* Begin *
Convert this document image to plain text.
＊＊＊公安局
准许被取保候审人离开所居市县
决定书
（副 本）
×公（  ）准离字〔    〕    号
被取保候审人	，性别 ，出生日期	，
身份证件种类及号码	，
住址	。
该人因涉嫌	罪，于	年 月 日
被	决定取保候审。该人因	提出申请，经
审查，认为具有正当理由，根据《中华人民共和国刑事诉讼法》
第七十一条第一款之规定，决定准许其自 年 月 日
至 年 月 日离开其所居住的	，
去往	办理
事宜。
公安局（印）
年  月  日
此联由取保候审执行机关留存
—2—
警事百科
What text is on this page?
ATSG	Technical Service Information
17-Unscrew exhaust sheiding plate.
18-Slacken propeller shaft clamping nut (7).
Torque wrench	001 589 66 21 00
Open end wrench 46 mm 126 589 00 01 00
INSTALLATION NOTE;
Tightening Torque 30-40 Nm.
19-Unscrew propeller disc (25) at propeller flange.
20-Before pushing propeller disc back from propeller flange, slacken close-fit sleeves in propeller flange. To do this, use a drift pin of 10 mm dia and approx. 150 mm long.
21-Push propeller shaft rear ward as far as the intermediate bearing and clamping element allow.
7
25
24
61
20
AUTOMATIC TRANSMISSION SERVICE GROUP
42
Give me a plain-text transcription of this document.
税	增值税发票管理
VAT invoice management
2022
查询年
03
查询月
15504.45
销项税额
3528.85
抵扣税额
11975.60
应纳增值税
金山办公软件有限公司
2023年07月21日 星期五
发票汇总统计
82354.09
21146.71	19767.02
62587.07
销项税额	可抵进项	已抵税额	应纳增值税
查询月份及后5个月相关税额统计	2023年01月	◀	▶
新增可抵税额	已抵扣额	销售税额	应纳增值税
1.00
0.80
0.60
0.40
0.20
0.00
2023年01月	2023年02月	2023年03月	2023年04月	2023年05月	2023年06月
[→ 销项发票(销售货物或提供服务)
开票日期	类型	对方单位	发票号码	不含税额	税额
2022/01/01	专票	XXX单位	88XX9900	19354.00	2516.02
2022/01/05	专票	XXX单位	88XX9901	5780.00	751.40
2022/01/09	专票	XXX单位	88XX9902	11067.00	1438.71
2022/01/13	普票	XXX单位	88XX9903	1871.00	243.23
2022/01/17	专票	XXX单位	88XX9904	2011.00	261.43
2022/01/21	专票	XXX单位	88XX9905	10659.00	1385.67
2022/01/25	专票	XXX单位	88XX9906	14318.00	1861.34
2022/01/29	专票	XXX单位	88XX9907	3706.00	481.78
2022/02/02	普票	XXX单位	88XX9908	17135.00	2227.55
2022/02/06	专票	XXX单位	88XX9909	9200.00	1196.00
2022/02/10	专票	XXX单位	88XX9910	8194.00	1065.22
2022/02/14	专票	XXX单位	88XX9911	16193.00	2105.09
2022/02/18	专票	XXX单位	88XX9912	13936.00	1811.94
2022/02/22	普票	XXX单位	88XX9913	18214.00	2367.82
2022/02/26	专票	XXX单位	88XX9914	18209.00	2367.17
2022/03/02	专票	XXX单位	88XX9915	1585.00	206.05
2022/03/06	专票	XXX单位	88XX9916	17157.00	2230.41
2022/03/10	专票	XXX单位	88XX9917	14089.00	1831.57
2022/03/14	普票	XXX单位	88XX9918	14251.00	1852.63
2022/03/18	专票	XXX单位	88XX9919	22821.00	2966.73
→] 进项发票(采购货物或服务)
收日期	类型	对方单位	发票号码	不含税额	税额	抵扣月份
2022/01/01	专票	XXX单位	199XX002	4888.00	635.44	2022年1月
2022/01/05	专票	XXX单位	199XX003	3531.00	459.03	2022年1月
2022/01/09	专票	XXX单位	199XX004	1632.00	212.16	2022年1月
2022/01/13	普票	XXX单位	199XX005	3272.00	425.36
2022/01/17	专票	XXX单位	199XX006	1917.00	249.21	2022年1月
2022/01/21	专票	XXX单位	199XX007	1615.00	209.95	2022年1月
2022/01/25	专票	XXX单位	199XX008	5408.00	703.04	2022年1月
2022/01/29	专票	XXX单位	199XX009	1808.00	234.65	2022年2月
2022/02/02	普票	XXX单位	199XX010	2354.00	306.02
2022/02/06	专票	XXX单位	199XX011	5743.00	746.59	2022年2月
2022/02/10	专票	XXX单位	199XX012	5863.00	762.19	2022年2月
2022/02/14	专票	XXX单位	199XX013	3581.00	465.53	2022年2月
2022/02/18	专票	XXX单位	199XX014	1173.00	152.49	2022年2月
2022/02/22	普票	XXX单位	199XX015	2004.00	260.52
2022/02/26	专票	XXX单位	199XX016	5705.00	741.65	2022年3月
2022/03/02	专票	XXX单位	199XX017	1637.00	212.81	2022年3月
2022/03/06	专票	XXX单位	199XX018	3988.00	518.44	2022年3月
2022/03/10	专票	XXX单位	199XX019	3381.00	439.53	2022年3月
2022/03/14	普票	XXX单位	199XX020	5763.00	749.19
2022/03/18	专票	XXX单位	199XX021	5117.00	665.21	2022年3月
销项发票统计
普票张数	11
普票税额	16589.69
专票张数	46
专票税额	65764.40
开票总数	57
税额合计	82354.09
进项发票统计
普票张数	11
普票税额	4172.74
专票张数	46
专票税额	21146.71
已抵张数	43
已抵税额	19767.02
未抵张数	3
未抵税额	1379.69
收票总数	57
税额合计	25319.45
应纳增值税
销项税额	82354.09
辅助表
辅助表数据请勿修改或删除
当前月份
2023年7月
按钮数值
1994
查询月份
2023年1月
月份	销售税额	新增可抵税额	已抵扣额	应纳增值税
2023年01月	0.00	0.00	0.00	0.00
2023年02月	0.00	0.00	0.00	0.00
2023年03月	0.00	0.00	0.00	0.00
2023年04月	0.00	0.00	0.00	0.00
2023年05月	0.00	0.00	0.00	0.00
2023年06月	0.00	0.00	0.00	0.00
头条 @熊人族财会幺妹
* End *
● Short task: Count the lines in the records above that contain the word "对方单位", and give only the number.

● Finished answer: 2